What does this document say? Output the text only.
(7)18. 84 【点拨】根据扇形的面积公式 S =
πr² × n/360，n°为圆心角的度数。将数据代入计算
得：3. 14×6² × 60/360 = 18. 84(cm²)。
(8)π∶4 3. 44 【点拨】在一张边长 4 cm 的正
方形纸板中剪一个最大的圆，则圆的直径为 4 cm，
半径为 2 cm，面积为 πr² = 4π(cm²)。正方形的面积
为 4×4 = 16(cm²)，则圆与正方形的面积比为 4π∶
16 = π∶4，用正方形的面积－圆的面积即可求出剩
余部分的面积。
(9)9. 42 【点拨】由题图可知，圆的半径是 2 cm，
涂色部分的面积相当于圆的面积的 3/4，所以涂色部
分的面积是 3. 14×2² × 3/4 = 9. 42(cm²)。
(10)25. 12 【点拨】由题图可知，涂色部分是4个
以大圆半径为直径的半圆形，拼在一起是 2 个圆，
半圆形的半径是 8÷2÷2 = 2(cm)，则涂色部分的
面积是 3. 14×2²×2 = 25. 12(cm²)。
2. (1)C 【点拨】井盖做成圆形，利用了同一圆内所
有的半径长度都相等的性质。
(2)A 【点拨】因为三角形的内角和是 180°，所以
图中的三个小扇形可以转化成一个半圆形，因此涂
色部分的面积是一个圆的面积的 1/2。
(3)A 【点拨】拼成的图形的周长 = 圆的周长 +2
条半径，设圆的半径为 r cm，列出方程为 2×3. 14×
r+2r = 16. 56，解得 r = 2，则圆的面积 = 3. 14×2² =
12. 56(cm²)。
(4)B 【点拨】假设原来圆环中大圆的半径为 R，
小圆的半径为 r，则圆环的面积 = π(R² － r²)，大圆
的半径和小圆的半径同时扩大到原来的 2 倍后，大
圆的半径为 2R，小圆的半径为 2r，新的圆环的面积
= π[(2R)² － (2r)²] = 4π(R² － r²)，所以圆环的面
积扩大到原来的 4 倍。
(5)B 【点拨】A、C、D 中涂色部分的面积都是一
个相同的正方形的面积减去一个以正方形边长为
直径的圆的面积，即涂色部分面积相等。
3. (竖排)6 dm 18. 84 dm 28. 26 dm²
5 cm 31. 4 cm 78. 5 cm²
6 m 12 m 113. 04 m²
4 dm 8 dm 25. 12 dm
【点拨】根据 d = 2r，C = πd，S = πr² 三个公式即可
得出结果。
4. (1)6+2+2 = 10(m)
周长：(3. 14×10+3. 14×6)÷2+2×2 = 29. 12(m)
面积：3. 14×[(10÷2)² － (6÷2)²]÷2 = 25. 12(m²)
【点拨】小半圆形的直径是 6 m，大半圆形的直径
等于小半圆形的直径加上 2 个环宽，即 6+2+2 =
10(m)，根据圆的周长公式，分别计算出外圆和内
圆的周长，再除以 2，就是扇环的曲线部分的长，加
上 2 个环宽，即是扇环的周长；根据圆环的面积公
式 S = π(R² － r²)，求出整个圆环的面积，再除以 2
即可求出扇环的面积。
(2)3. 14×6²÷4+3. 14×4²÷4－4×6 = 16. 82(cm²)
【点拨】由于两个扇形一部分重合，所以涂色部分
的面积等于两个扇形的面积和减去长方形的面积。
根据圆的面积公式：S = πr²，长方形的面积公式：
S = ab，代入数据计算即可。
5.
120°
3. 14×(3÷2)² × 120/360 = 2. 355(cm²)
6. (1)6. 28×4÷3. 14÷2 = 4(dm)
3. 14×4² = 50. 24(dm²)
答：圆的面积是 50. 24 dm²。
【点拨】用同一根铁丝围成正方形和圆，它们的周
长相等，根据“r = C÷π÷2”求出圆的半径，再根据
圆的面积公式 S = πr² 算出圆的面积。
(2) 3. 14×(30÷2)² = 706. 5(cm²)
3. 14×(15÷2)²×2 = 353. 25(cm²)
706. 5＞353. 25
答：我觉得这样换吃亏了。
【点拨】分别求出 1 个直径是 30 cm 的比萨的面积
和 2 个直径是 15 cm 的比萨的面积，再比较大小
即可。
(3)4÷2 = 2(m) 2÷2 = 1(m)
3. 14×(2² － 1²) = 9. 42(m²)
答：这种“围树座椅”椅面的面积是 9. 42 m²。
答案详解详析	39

┄┄┄┄┄┄

Copy each line of the data that contains the word "的比萨的面积".

CORRECT ANSWER:
【点拨】分别求出 1 个直径是 30 cm 的比萨的面积
和 2 个直径是 15 cm 的比萨的面积，再比较大小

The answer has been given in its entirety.